_TEXT FOR ANALYSIS_
Hillary Clinton is set to make her official campaign announcement June 13 at Franklin D. Roosevelt Four Freedoms Park on New York City’s Roosevelt Island, east of Manhattan. Residents are already complaining about the announcement, which overlaps Roosevelt Island Day, throwing the tourist-friendly holiday — which features a blood drive — into confusion and causing the cancellation of a toddler-focused event called Imagination Playground.

A bad omen, to be sure. But Hillary and the residents of the island might be in store for combustion of a more supernatural stripe.

Four Freedoms Park is located on the same island as The Octagon, an appropriately named octagonal apartment building constructed on the site of the old New York City Lunatic Asylum, and five miles from the ruins of the old Renwick Smallpox Hospital.

The park is just 1.7 miles — a 9-minute drive — from The Octagon.

The entire area is believed to be haunted.

The New York City Lunatic Asylum, built in 1839, horrified writer Charles Dickens, who described the gruesome institution and its maniacal residents.

Dickens wrote that “everything had a lounging, listless, madhouse air, which was very painful. The moping idiot, cowering down with long disheveled hair; the gibbering maniac, with his hideous laugh and pointed finger; the vacant eye, the fierce wild face, the gloomy picking of the hands and lips, and munching of the nails: there they were all, without disguise, in naked ugliness and horror.”

Some years after an inferno nearly burned the asylum and its patients to ash in 1858, journalist Nellie Bly went undercover to document its horrid conditions.

Blogger Melissa Bastian visited the site of the old Lunatic Asylum in 2009 and reported that she had what appeared to be a paranormal experience.

“At first the space felt like most newly constructed spaces feel – sort of vacant and dead,” Bastian wrote. “But then, all of a sudden, a wave came over me — of panic, of fear, of Very Bad Things. I looked around, and the lobby was still as calm and unremarkable as could be. But this energy was surging through me with a force that made me feel as if I might fall down. I collected Sarah and got the hell out…And it just hit me out of nowhere, like a sickness. Whatever it was that happened in there, it is not an experience I have any desire to repeat.”

_EXERCISE INSTRUCTIONS_
1. In the passage about Hillary Clinton's campaign announcement on Roosevelt Island, in what year was the New York City Lunatic Asylum built?
2. Continue the passage about Hillary Clinton's campaign announcement on Roosevelt Island, starting after its final sentence.

_MATERIAL PROVIDED_

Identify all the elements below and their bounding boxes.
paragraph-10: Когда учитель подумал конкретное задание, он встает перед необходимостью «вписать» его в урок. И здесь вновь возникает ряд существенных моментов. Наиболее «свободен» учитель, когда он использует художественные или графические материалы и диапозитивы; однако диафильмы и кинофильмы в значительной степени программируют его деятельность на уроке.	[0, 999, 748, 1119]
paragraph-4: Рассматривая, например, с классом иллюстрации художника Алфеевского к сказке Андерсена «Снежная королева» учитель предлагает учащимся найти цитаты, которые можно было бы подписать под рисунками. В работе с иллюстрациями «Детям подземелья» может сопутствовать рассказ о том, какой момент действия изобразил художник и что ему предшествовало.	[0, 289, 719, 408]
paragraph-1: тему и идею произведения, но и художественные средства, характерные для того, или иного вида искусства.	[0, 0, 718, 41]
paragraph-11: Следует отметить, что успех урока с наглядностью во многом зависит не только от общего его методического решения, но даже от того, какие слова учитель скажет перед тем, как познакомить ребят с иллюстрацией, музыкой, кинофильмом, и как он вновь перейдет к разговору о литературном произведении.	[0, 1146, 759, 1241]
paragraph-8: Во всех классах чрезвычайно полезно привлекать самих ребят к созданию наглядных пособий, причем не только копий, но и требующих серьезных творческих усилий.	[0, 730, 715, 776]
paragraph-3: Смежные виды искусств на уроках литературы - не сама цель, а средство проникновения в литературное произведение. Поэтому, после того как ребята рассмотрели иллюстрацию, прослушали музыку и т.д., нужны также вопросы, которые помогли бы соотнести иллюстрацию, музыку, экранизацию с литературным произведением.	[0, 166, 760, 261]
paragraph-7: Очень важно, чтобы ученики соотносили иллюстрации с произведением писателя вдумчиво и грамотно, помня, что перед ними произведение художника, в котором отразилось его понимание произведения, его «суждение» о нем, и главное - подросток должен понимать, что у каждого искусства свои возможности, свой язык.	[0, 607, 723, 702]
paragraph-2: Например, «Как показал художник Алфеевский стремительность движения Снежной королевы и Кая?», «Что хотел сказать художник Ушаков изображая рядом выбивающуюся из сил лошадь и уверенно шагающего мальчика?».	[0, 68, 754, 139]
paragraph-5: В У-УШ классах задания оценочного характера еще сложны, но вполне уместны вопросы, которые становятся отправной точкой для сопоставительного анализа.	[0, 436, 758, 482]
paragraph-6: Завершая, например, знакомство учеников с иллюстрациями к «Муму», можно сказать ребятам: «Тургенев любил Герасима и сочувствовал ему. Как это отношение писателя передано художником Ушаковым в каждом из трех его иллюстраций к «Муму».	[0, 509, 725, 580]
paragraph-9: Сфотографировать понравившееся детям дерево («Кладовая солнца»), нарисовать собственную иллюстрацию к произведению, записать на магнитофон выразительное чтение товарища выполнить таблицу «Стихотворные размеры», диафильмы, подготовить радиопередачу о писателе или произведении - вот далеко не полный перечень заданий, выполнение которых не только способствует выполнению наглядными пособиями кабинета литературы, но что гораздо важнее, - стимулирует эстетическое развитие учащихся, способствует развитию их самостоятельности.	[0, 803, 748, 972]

_RESULTS OF THE TASKS_
1. 1839

2.
Bastian was not alone.

“The residents of the building have reported numerous unexplainable incidents,” a ghost-sightings blog noted. “Ghost hunters have taken pictures of ghosts lurking in the hallways of this building and even the pets refuse to walk up the stairs of this once ‘human rat-trap.'”

The Renwick Smallpox Hospital, meanwhile, is cited by RoadTrippers.com as the most haunted place in New York City.

“Not much is left of the inside of the building but crumbling floors and rotten stairwells,” RoadTrippers.com reported. “Luckily, the outer framework was salvaged, and today a gate surrounds and protects the hospital to keep people from getting too close. Many who’ve visited the hospital report experiencing strange sounds, lights, and even dark shadows that seem to watch you from behind the looming walls. When you consider the amount of death that occurred inside the building, it’s no surprise that many visitors report having their own first-hand experiences with spirits at the Renwick Smallpox Hospital.”

Some intrepid amateur ghost-hunters found video footage of a human-like form in the window of the old Smallpox Hospital (1:00).

The Hollywood ghost movie “Dark Water” is set on Roosevelt Island, with Jennifer Connelly playing a single mother haunted by spirits in a cheap apartment building.

Actress Connelly took a tour of Roosevelt Island, where she learned about the haunted asylum.

“I learned about it while we were there. (I would ask) What is that odd abandoned building and came to learn about its history of madness and illness, what with the asylum and the hospital,” Connelly said.